| INSTRUCTION |
An exact copy of every record is needed.

[Extracted data entries]
================================
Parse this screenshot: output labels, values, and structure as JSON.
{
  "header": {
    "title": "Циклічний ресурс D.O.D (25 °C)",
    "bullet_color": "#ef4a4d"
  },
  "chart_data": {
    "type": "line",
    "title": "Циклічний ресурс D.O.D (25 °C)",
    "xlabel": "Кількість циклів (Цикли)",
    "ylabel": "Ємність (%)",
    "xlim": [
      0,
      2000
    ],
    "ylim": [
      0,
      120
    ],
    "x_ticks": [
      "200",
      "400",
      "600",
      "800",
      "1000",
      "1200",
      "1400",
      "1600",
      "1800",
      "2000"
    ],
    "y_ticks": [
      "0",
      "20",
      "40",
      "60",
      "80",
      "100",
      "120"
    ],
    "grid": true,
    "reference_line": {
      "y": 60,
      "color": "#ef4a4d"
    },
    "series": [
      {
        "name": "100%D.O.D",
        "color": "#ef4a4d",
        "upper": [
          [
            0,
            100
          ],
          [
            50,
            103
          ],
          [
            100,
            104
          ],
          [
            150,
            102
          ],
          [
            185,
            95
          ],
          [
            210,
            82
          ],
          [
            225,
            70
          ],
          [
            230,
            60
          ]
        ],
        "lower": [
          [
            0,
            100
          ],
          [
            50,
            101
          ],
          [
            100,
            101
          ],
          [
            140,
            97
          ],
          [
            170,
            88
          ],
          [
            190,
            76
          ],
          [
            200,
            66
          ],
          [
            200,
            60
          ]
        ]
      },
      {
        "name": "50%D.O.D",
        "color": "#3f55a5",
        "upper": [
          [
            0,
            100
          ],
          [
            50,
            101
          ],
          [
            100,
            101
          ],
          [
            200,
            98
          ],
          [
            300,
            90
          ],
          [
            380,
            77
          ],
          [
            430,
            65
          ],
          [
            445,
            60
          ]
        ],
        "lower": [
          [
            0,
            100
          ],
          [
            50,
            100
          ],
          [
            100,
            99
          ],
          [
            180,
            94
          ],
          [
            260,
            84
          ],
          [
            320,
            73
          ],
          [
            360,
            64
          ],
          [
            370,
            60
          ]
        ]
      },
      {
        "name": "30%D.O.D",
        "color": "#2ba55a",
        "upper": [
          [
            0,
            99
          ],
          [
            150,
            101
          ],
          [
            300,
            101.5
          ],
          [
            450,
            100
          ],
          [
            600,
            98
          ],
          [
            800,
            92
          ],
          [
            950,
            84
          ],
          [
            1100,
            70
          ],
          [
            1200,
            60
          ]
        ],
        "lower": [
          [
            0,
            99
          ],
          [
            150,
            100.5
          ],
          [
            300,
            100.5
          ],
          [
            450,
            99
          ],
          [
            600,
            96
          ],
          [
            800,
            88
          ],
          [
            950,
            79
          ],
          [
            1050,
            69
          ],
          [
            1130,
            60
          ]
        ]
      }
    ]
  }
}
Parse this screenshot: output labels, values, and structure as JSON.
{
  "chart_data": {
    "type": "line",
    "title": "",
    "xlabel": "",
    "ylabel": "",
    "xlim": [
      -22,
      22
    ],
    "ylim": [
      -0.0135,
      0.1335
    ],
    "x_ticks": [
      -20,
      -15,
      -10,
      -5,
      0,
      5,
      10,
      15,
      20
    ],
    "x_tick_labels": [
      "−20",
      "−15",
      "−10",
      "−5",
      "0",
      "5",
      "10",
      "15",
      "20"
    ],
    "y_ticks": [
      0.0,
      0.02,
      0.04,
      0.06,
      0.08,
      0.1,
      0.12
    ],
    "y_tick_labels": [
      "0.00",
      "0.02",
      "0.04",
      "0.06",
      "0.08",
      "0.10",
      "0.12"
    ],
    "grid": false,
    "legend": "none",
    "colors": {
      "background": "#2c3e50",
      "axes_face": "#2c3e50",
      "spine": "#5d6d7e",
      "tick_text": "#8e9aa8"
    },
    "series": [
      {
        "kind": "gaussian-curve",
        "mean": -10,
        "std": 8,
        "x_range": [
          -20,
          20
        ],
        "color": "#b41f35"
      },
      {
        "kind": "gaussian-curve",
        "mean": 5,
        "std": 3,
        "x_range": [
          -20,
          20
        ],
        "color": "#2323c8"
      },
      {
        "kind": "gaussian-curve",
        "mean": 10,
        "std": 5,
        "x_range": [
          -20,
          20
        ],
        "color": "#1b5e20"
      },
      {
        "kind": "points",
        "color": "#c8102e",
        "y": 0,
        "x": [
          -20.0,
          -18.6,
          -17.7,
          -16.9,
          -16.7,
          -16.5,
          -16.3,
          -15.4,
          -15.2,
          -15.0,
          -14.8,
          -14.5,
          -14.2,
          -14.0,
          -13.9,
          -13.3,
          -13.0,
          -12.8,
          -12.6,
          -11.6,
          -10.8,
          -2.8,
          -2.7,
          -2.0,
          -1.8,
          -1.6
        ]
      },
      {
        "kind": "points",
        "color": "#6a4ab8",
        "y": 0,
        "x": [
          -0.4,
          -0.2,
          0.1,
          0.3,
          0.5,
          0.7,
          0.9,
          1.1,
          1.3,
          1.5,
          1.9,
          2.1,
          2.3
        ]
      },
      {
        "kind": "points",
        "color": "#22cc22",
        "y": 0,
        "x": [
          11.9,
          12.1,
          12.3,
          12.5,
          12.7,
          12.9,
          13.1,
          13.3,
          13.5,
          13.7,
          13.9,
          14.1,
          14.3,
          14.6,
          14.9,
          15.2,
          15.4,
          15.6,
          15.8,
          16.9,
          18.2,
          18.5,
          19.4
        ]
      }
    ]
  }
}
================================
| TASK SOLUTION |
Parse this screenshot: output labels, values, and structure as JSON.
{
  "header": {
    "title": "Циклічний ресурс D.O.D (25 °C)",
    "bullet_color": "#ef4a4d"
  },
  "chart_data": {
    "type": "line",
    "title": "Циклічний ресурс D.O.D (25 °C)",
    "xlabel": "Кількість циклів (Цикли)",
    "ylabel": "Ємність (%)",
    "xlim": [
      0,
      2000
    ],
    "ylim": [
      0,
      120
    ],
    "x_ticks": [
      "200",
      "400",
      "600",
      "800",
      "1000",
      "1200",
      "1400",
      "1600",
      "1800",
      "2000"
    ],
    "y_ticks": [
      "0",
      "20",
      "40",
      "60",
      "80",
      "100",
      "120"
    ],
    "grid": true,
    "reference_line": {
      "y": 60,
      "color": "#ef4a4d"
    },
    "series": [
      {
        "name": "100%D.O.D",
        "color": "#ef4a4d",
        "upper": [
          [
            0,
            100
          ],
          [
            50,
            103
          ],
          [
            100,
            104
          ],
          [
            150,
            102
          ],
          [
            185,
            95
          ],
          [
            210,
            82
          ],
          [
            225,
            70
          ],
          [
            230,
            60
          ]
        ],
        "lower": [
          [
            0,
            100
          ],
          [
            50,
            101
          ],
          [
            100,
            101
          ],
          [
            140,
            97
          ],
          [
            170,
            88
          ],
          [
            190,
            76
          ],
          [
            200,
            66
          ],
          [
            200,
            60
          ]
        ]
      },
      {
        "name": "50%D.O.D",
        "color": "#3f55a5",
        "upper": [
          [
            0,
            100
          ],
          [
            50,
            101
          ],
          [
            100,
            101
          ],
          [
            200,
            98
          ],
          [
            300,
            90
          ],
          [
            380,
            77
          ],
          [
            430,
            65
          ],
          [
            445,
            60
          ]
        ],
        "lower": [
          [
            0,
            100
          ],
          [
            50,
            100
          ],
          [
            100,
            99
          ],
          [
            180,
            94
          ],
          [
            260,
            84
          ],
          [
            320,
            73
          ],
          [
            360,
            64
          ],
          [
            370,
            60
          ]
        ]
      },
      {
        "name": "30%D.O.D",
        "color": "#2ba55a",
        "upper": [
          [
            0,
            99
          ],
          [
            150,
            101
          ],
          [
            300,
            101.5
          ],
          [
            450,
            100
          ],
          [
            600,
            98
          ],
          [
            800,
            92
          ],
          [
            950,
            84
          ],
          [
            1100,
            70
          ],
          [
            1200,
            60
          ]
        ],
        "lower": [
          [
            0,
            99
          ],
          [
            150,
            100.5
          ],
          [
            300,
            100.5
          ],
          [
            450,
            99
          ],
          [
            600,
            96
          ],
          [
            800,
            88
          ],
          [
            950,
            79
          ],
          [
            1050,
            69
          ],
          [
            1130,
            60
          ]
        ]
      }
    ]
  }
}
Parse this screenshot: output labels, values, and structure as JSON.
{
  "chart_data": {
    "type": "line",
    "title": "",
    "xlabel": "",
    "ylabel": "",
    "xlim": [
      -22,
      22
    ],
    "ylim": [
      -0.0135,
      0.1335
    ],
    "x_ticks": [
      -20,
      -15,
      -10,
      -5,
      0,
      5,
      10,
      15,
      20
    ],
    "x_tick_labels": [
      "−20",
      "−15",
      "−10",
      "−5",
      "0",
      "5",
      "10",
      "15",
      "20"
    ],
    "y_ticks": [
      0.0,
      0.02,
      0.04,
      0.06,
      0.08,
      0.1,
      0.12
    ],
    "y_tick_labels": [
      "0.00",
      "0.02",
      "0.04",
      "0.06",
      "0.08",
      "0.10",
      "0.12"
    ],
    "grid": false,
    "legend": "none",
    "colors": {
      "background": "#2c3e50",
      "axes_face": "#2c3e50",
      "spine": "#5d6d7e",
      "tick_text": "#8e9aa8"
    },
    "series": [
      {
        "kind": "gaussian-curve",
        "mean": -10,
        "std": 8,
        "x_range": [
          -20,
          20
        ],
        "color": "#b41f35"
      },
      {
        "kind": "gaussian-curve",
        "mean": 5,
        "std": 3,
        "x_range": [
          -20,
          20
        ],
        "color": "#2323c8"
      },
      {
        "kind": "gaussian-curve",
        "mean": 10,
        "std": 5,
        "x_range": [
          -20,
          20
        ],
        "color": "#1b5e20"
      },
      {
        "kind": "points",
        "color": "#c8102e",
        "y": 0,
        "x": [
          -20.0,
          -18.6,
          -17.7,
          -16.9,
          -16.7,
          -16.5,
          -16.3,
          -15.4,
          -15.2,
          -15.0,
          -14.8,
          -14.5,
          -14.2,
          -14.0,
          -13.9,
          -13.3,
          -13.0,
          -12.8,
          -12.6,
          -11.6,
          -10.8,
          -2.8,
          -2.7,
          -2.0,
          -1.8,
          -1.6
        ]
      },
      {
        "kind": "points",
        "color": "#6a4ab8",
        "y": 0,
        "x": [
          -0.4,
          -0.2,
          0.1,
          0.3,
          0.5,
          0.7,
          0.9,
          1.1,
          1.3,
          1.5,
          1.9,
          2.1,
          2.3
        ]
      },
      {
        "kind": "points",
        "color": "#22cc22",
        "y": 0,
        "x": [
          11.9,
          12.1,
          12.3,
          12.5,
          12.7,
          12.9,
          13.1,
          13.3,
          13.5,
          13.7,
          13.9,
          14.1,
          14.3,
          14.6,
          14.9,
          15.2,
          15.4,
          15.6,
          15.8,
          16.9,
          18.2,
          18.5,
          19.4
        ]
      }
    ]
  }
}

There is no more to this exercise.